**Challenge**. Skip all pictures, then print the remaining material exactly.

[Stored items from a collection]
_ _ _ _ _
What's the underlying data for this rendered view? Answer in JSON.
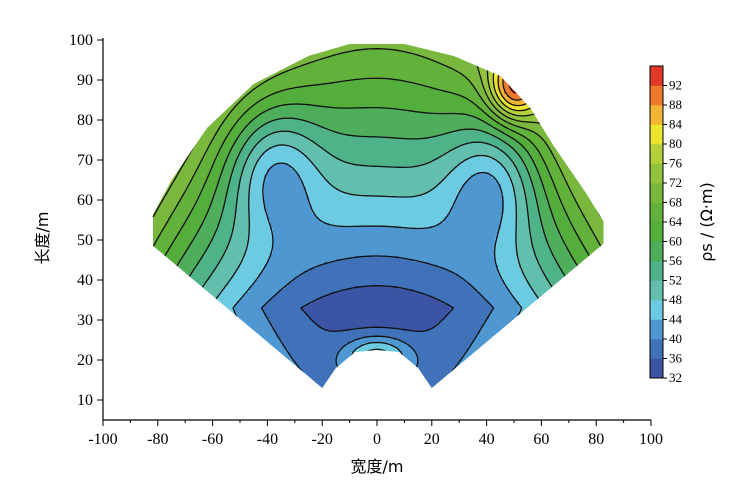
{
  "chart_data": {
    "type": "heatmap",
    "title": "",
    "xlabel": "宽度/m",
    "ylabel": "长度/m",
    "colorbar_label": "ρs / (Ω·m)",
    "xlim": [
      -100,
      100
    ],
    "ylim": [
      5,
      100
    ],
    "xticks": [
      -100,
      -80,
      -60,
      -40,
      -20,
      0,
      20,
      40,
      60,
      80,
      100
    ],
    "yticks": [
      10,
      20,
      30,
      40,
      50,
      60,
      70,
      80,
      90,
      100
    ],
    "xtick_labels": [
      "-100",
      "-80",
      "-60",
      "-40",
      "-20",
      "0",
      "20",
      "40",
      "60",
      "80",
      "100"
    ],
    "ytick_labels": [
      "10",
      "20",
      "30",
      "40",
      "50",
      "60",
      "70",
      "80",
      "90",
      "100"
    ],
    "colorbar_levels": [
      "32",
      "36",
      "40",
      "44",
      "48",
      "52",
      "56",
      "60",
      "64",
      "68",
      "72",
      "76",
      "80",
      "84",
      "88",
      "92"
    ],
    "levels": [
      32,
      36,
      40,
      44,
      48,
      52,
      56,
      60,
      64,
      68,
      72,
      76,
      80,
      84,
      88,
      92,
      96
    ],
    "colors": [
      "#3b55a4",
      "#3f72b8",
      "#4f97d1",
      "#6ccbe0",
      "#62bfad",
      "#4fb38a",
      "#4fae5c",
      "#54ae3c",
      "#62b13a",
      "#79b83c",
      "#93c23d",
      "#b4d03a",
      "#ece52f",
      "#f2b533",
      "#ee7a2d",
      "#e03a27"
    ],
    "contour_step": 4,
    "fan_region": {
      "apex": [
        0,
        5
      ],
      "left_edge": [
        -86,
        51
      ],
      "right_edge": [
        86,
        51
      ],
      "top": [
        0,
        99
      ],
      "inner_notch_bottom": [
        0,
        22
      ]
    },
    "field_features": [
      {
        "feature": "low_center",
        "x": -2,
        "y": 33,
        "value": 32
      },
      {
        "feature": "high_top_right",
        "x": 47,
        "y": 88,
        "value": 90
      },
      {
        "feature": "high_far_left",
        "x": -85,
        "y": 51,
        "value": 80
      },
      {
        "feature": "high_far_right",
        "x": 86,
        "y": 51,
        "value": 80
      }
    ]
  }
}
_ _ _ _ _
**Reply to the exercise**.
What's the underlying data for this rendered view? Answer in JSON.
{
  "chart_data": {
    "type": "heatmap",
    "title": "",
    "xlabel": "宽度/m",
    "ylabel": "长度/m",
    "colorbar_label": "ρs / (Ω·m)",
    "xlim": [
      -100,
      100
    ],
    "ylim": [
      5,
      100
    ],
    "xticks": [
      -100,
      -80,
      -60,
      -40,
      -20,
      0,
      20,
      40,
      60,
      80,
      100
    ],
    "yticks": [
      10,
      20,
      30,
      40,
      50,
      60,
      70,
      80,
      90,
      100
    ],
    "xtick_labels": [
      "-100",
      "-80",
      "-60",
      "-40",
      "-20",
      "0",
      "20",
      "40",
      "60",
      "80",
      "100"
    ],
    "ytick_labels": [
      "10",
      "20",
      "30",
      "40",
      "50",
      "60",
      "70",
      "80",
      "90",
      "100"
    ],
    "colorbar_levels": [
      "32",
      "36",
      "40",
      "44",
      "48",
      "52",
      "56",
      "60",
      "64",
      "68",
      "72",
      "76",
      "80",
      "84",
      "88",
      "92"
    ],
    "levels": [
      32,
      36,
      40,
      44,
      48,
      52,
      56,
      60,
      64,
      68,
      72,
      76,
      80,
      84,
      88,
      92,
      96
    ],
    "colors": [
      "#3b55a4",
      "#3f72b8",
      "#4f97d1",
      "#6ccbe0",
      "#62bfad",
      "#4fb38a",
      "#4fae5c",
      "#54ae3c",
      "#62b13a",
      "#79b83c",
      "#93c23d",
      "#b4d03a",
      "#ece52f",
      "#f2b533",
      "#ee7a2d",
      "#e03a27"
    ],
    "contour_step": 4,
    "fan_region": {
      "apex": [
        0,
        5
      ],
      "left_edge": [
        -86,
        51
      ],
      "right_edge": [
        86,
        51
      ],
      "top": [
        0,
        99
      ],
      "inner_notch_bottom": [
        0,
        22
      ]
    },
    "field_features": [
      {
        "feature": "low_center",
        "x": -2,
        "y": 33,
        "value": 32
      },
      {
        "feature": "high_top_right",
        "x": 47,
        "y": 88,
        "value": 90
      },
      {
        "feature": "high_far_left",
        "x": -85,
        "y": 51,
        "value": 80
      },
      {
        "feature": "high_far_right",
        "x": 86,
        "y": 51,
        "value": 80
      }
    ]
  }
}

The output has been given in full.